**Dataset:**
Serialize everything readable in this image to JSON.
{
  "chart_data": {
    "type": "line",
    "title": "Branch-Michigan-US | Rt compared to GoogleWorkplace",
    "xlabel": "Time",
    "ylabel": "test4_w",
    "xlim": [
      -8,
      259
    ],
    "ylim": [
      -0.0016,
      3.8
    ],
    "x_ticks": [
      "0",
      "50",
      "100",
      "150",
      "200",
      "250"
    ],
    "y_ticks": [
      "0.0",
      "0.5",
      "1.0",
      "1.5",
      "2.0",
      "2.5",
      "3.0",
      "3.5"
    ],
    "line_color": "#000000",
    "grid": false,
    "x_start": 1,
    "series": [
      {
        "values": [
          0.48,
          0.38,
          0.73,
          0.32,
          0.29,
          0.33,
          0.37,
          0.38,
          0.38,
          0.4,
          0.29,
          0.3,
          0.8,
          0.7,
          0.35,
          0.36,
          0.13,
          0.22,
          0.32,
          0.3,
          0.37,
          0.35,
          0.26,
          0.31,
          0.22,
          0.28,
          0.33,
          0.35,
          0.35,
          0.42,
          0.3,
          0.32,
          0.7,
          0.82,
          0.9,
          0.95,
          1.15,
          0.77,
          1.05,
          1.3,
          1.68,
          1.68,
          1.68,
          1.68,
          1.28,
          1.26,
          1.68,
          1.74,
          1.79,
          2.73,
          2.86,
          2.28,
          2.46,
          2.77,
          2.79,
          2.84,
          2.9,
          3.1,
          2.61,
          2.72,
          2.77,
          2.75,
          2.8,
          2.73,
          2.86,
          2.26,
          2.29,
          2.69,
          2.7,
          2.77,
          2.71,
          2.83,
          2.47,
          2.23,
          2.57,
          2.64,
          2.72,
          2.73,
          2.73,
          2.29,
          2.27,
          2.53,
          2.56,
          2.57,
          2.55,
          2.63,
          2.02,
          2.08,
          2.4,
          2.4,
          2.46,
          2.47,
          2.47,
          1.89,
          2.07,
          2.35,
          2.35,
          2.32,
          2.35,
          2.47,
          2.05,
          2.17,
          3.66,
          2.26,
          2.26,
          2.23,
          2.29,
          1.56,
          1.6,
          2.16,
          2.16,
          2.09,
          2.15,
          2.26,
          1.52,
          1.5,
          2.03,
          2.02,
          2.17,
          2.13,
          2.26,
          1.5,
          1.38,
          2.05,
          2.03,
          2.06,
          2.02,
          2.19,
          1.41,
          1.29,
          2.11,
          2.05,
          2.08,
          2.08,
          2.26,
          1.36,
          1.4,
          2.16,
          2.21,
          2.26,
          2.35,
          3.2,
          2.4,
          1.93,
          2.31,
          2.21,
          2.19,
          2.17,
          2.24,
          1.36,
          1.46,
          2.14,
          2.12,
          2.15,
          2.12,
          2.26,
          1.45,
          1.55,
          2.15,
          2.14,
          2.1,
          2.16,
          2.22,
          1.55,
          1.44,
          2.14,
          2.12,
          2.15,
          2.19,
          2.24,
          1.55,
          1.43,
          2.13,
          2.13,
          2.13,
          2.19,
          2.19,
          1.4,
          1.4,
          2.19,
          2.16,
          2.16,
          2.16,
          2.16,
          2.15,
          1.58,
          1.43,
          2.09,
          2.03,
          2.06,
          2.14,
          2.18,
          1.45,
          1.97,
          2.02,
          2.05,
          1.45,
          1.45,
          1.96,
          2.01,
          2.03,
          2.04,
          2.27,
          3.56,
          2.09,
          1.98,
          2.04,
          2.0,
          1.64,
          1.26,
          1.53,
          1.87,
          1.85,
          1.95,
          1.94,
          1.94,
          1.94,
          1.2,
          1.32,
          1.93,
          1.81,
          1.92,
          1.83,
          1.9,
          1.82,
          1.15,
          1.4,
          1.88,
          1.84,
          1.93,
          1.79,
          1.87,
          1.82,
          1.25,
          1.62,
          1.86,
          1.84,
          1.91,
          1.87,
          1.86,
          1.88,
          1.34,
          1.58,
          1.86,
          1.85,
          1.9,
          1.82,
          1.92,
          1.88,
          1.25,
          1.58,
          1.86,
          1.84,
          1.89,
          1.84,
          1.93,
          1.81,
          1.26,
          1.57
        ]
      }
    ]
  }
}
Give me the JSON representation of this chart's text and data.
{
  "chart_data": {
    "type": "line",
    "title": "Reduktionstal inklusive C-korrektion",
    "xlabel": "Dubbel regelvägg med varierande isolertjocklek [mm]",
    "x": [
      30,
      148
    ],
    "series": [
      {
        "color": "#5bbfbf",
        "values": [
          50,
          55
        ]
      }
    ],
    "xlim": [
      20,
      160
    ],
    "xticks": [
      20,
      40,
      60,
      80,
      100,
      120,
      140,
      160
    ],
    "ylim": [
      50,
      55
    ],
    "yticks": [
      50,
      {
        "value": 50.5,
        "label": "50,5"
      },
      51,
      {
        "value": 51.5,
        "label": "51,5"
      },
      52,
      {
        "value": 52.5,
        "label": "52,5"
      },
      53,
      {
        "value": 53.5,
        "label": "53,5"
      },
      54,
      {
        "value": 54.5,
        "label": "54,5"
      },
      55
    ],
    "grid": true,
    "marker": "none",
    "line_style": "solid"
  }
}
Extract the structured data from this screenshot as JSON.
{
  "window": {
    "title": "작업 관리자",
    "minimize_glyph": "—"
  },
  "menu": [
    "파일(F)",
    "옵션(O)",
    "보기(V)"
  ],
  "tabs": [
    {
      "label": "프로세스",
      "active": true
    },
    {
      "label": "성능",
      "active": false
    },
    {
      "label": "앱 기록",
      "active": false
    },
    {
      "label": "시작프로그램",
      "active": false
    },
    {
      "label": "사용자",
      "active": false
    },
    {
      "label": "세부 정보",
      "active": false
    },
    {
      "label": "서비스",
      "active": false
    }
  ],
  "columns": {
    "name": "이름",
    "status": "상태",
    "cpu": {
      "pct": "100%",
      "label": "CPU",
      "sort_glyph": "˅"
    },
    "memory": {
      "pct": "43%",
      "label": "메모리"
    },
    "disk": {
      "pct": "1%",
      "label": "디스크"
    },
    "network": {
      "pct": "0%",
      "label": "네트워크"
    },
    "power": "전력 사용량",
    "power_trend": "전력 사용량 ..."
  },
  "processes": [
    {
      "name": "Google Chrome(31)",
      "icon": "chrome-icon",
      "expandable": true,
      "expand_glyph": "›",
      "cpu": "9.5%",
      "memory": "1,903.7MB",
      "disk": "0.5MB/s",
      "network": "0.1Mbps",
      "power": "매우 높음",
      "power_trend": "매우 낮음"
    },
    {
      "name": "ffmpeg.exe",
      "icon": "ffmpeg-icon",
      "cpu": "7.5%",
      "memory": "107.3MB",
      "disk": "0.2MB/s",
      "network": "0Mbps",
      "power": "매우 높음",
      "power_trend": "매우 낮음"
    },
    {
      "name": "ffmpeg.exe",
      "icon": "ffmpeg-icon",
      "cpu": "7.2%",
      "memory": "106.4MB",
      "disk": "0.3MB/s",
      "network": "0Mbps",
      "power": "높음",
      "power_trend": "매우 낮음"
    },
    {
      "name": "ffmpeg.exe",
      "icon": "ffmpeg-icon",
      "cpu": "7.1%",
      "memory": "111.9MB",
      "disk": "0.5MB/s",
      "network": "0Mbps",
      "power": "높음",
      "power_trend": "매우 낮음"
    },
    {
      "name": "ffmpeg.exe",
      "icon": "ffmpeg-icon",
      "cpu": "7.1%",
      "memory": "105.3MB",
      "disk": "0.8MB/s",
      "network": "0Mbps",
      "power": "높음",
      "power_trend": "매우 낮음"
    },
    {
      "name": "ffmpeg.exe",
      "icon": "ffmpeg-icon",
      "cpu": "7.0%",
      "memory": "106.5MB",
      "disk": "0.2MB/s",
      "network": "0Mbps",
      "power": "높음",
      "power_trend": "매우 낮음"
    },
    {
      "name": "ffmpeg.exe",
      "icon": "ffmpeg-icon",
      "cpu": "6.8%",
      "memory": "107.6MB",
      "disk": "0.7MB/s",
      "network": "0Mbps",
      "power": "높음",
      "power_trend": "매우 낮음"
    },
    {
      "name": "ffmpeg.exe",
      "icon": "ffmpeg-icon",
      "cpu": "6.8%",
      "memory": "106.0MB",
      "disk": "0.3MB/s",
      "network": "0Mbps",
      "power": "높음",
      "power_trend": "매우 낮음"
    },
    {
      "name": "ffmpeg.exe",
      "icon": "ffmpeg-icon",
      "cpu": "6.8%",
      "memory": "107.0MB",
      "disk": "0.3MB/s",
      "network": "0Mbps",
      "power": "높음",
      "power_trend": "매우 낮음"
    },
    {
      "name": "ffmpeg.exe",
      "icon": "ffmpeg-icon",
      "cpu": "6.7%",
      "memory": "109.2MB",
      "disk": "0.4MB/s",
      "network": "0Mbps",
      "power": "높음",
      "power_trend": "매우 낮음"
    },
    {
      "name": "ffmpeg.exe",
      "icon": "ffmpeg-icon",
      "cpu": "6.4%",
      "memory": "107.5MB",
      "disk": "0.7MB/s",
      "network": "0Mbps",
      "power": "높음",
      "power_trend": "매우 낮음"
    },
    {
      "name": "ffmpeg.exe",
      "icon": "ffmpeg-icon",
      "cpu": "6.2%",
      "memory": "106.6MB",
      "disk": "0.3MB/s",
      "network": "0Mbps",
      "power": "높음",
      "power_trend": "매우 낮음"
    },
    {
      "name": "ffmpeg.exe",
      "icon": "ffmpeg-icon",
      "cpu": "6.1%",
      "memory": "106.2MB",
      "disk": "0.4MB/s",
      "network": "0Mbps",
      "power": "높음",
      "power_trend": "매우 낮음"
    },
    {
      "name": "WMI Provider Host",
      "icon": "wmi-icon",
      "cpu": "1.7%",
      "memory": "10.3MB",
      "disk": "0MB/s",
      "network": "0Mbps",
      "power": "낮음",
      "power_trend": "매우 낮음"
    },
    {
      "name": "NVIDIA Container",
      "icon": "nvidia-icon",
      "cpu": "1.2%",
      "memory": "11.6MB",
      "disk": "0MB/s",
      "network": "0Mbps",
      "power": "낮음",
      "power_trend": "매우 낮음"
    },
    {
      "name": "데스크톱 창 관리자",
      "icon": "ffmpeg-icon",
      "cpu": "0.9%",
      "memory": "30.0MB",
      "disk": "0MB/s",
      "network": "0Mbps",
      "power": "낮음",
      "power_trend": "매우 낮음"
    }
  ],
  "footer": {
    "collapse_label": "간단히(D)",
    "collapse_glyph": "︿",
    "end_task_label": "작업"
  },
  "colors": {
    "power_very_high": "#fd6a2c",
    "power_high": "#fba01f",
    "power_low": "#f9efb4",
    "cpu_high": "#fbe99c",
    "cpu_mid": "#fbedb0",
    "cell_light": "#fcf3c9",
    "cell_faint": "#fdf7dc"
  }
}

**Problem:**
Lines holding the word "xlabel" should be counted across the entries; state only how many there are.

**The result:**
2